(Material for this task)

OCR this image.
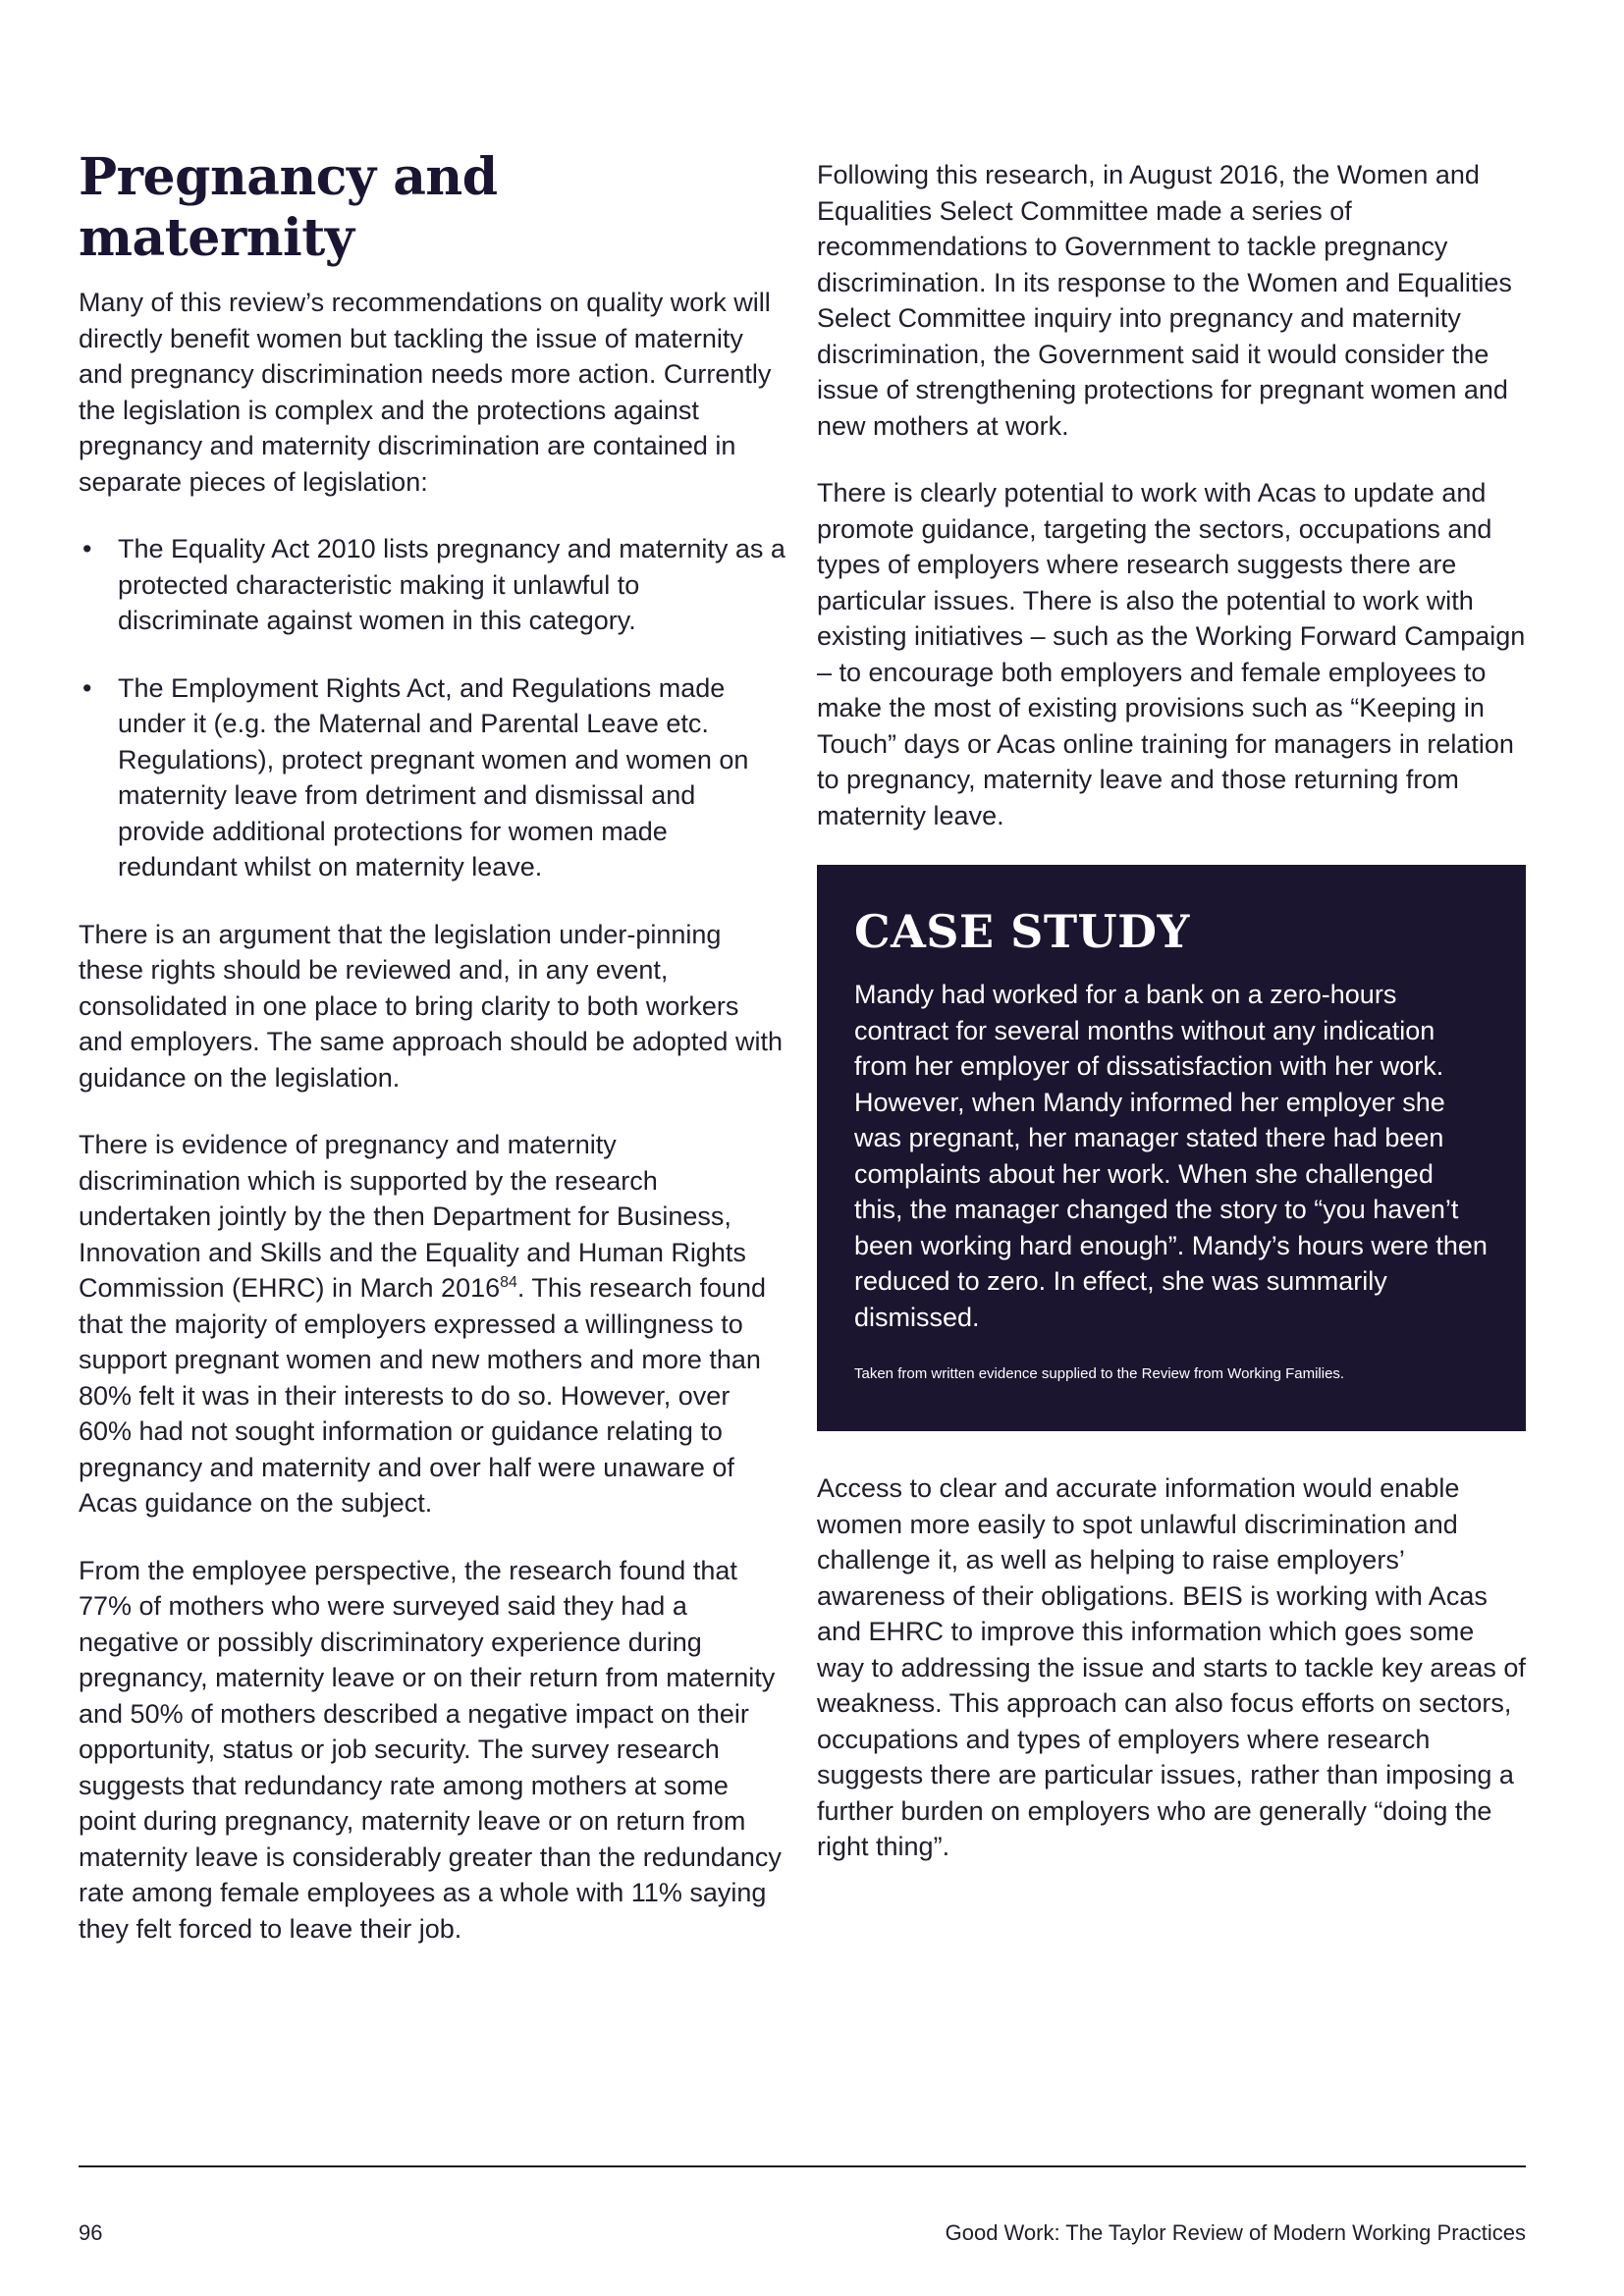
Pregnancy and maternity

Many of this review’s recommendations on quality work will directly benefit women but tackling the issue of maternity and pregnancy discrimination needs more action. Currently the legislation is complex and the protections against pregnancy and maternity discrimination are contained in separate pieces of legislation:

• The Equality Act 2010 lists pregnancy and maternity as a protected characteristic making it unlawful to discriminate against women in this category.
• The Employment Rights Act, and Regulations made under it (e.g. the Maternal and Parental Leave etc. Regulations), protect pregnant women and women on maternity leave from detriment and dismissal and provide additional protections for women made redundant whilst on maternity leave.

There is an argument that the legislation under-pinning these rights should be reviewed and, in any event, consolidated in one place to bring clarity to both workers and employers. The same approach should be adopted with guidance on the legislation.

There is evidence of pregnancy and maternity discrimination which is supported by the research undertaken jointly by the then Department for Business, Innovation and Skills and the Equality and Human Rights Commission (EHRC) in March 2016$^{84}$. This research found that the majority of employers expressed a willingness to support pregnant women and new mothers and more than 80% felt it was in their interests to do so. However, over 60% had not sought information or guidance relating to pregnancy and maternity and over half were unaware of Acas guidance on the subject.

From the employee perspective, the research found that 77% of mothers who were surveyed said they had a negative or possibly discriminatory experience during pregnancy, maternity leave or on their return from maternity and 50% of mothers described a negative impact on their opportunity, status or job security. The survey research suggests that redundancy rate among mothers at some point during pregnancy, maternity leave or on return from maternity leave is considerably greater than the redundancy rate among female employees as a whole with 11% saying they felt forced to leave their job.

Following this research, in August 2016, the Women and Equalities Select Committee made a series of recommendations to Government to tackle pregnancy discrimination. In its response to the Women and Equalities Select Committee inquiry into pregnancy and maternity discrimination, the Government said it would consider the issue of strengthening protections for pregnant women and new mothers at work.

There is clearly potential to work with Acas to update and promote guidance, targeting the sectors, occupations and types of employers where research suggests there are particular issues. There is also the potential to work with existing initiatives – such as the Working Forward Campaign – to encourage both employers and female employees to make the most of existing provisions such as “Keeping in Touch” days or Acas online training for managers in relation to pregnancy, maternity leave and those returning from maternity leave.

CASE STUDY

Mandy had worked for a bank on a zero-hours contract for several months without any indication from her employer of dissatisfaction with her work. However, when Mandy informed her employer she was pregnant, her manager stated there had been complaints about her work. When she challenged this, the manager changed the story to “you haven’t been working hard enough”. Mandy’s hours were then reduced to zero. In effect, she was summarily dismissed.

Taken from written evidence supplied to the Review from Working Families.

Access to clear and accurate information would enable women more easily to spot unlawful discrimination and challenge it, as well as helping to raise employers’ awareness of their obligations. BEIS is working with Acas and EHRC to improve this information which goes some way to addressing the issue and starts to tackle key areas of weakness. This approach can also focus efforts on sectors, occupations and types of employers where research suggests there are particular issues, rather than imposing a further burden on employers who are generally “doing the right thing”.

96	Good Work: The Taylor Review of Modern Working Practices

(Objective) Which lines contain the word "said"? Return each of them.

(Answer in full)
From the employee perspective, the research found that 77% of mothers who were surveyed said they had a negative or possibly discriminatory experience during pregnancy, maternity leave or on their return from maternity and 50% of mothers described a negative impact on their opportunity, status or job security. The survey research suggests that redundancy rate among mothers at some point during pregnancy, maternity leave or on return from maternity leave is considerably greater than the redundancy rate among female employees as a whole with 11% saying they felt forced to leave their job.
Following this research, in August 2016, the Women and Equalities Select Committee made a series of recommendations to Government to tackle pregnancy discrimination. In its response to the Women and Equalities Select Committee inquiry into pregnancy and maternity discrimination, the Government said it would consider the issue of strengthening protections for pregnant women and new mothers at work.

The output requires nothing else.